** What to work on **
For the listing underneath, give the count of lines containing the string "There" and nothing further.

* * *

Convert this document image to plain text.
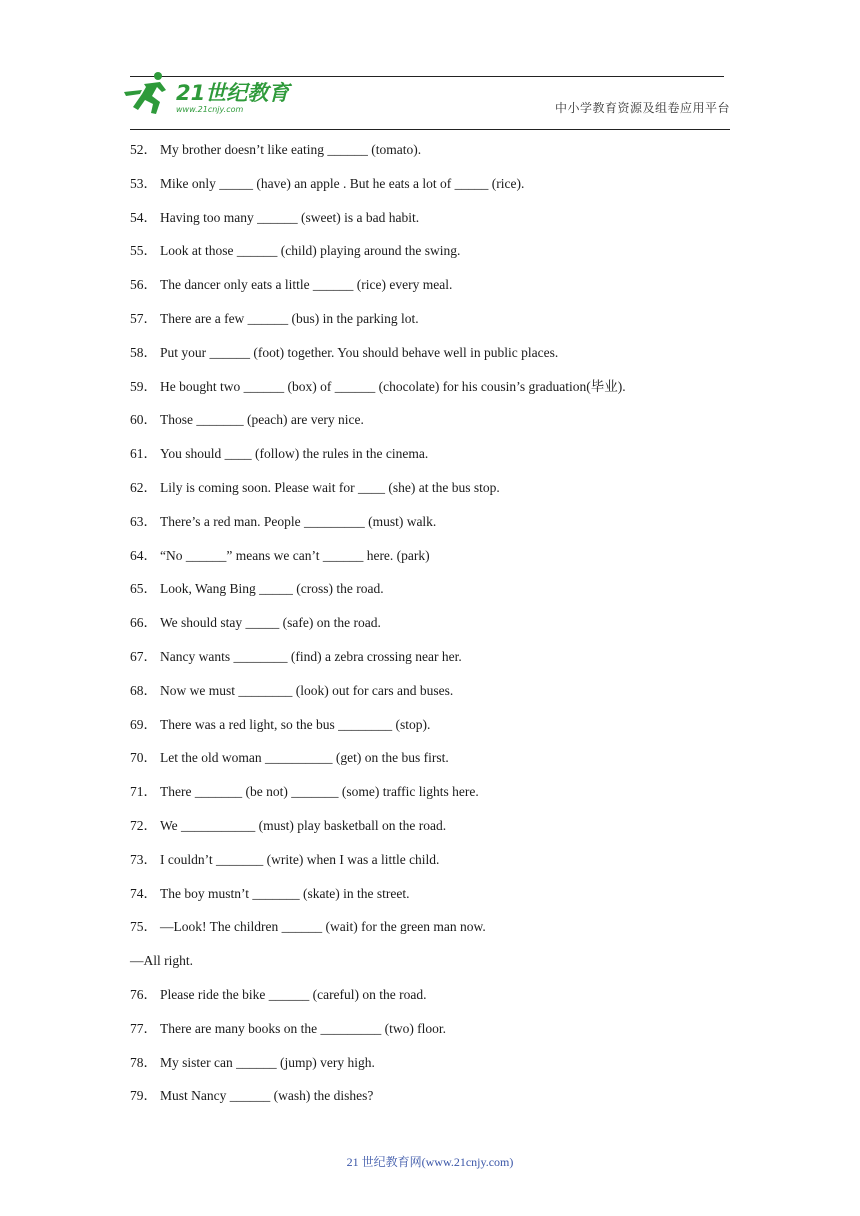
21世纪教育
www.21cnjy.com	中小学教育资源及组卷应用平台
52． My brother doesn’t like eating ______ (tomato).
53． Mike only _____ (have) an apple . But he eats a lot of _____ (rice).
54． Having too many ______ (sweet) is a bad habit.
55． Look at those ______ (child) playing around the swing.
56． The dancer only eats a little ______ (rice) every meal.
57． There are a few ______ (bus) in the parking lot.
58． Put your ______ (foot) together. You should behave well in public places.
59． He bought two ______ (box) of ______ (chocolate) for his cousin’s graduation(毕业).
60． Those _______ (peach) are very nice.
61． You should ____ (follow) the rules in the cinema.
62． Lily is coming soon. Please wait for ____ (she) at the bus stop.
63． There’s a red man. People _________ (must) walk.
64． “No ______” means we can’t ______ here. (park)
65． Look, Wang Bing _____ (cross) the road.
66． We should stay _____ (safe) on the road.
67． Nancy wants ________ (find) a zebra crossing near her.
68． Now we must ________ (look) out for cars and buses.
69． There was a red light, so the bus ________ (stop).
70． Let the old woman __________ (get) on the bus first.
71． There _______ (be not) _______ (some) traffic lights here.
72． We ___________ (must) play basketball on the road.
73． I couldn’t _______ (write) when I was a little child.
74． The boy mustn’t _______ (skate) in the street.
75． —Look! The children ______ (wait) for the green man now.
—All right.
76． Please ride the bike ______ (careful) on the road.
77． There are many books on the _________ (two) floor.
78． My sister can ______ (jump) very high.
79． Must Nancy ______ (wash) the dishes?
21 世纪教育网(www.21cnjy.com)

* * *

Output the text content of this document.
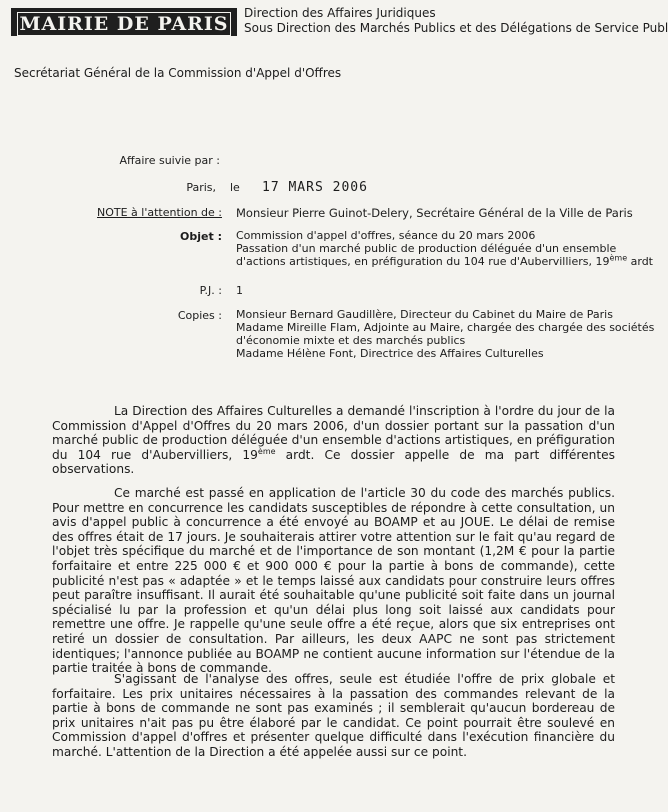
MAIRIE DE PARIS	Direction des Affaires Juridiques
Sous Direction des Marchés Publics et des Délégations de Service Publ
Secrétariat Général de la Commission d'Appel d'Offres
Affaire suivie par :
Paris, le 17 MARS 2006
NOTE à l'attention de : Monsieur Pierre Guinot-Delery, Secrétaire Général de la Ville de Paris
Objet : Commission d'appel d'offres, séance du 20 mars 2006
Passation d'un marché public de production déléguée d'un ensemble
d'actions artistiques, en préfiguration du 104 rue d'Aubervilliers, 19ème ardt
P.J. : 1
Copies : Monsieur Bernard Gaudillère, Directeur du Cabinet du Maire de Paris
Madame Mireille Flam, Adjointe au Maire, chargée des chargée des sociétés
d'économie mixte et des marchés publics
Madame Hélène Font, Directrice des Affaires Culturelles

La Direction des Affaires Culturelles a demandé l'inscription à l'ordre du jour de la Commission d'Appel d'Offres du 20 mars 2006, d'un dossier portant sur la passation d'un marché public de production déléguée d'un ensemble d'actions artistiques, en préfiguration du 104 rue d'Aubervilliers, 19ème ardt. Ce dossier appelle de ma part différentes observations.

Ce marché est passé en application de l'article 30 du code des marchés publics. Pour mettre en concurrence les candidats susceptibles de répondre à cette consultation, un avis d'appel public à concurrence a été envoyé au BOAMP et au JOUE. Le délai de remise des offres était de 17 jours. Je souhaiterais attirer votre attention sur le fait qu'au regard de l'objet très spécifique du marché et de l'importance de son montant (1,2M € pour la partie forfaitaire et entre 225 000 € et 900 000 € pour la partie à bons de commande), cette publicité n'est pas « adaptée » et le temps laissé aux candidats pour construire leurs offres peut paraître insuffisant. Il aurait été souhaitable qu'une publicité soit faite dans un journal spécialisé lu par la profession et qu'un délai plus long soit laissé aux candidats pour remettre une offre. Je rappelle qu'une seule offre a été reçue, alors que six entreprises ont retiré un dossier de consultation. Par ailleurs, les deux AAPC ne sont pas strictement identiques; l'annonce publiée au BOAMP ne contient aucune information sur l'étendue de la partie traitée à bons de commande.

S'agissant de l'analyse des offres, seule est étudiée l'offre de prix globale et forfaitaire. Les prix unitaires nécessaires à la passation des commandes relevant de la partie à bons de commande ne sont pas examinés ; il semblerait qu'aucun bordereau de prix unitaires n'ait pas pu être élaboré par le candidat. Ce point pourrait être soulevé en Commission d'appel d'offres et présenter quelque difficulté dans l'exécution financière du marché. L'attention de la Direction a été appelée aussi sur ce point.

* * *

** Task solution **
5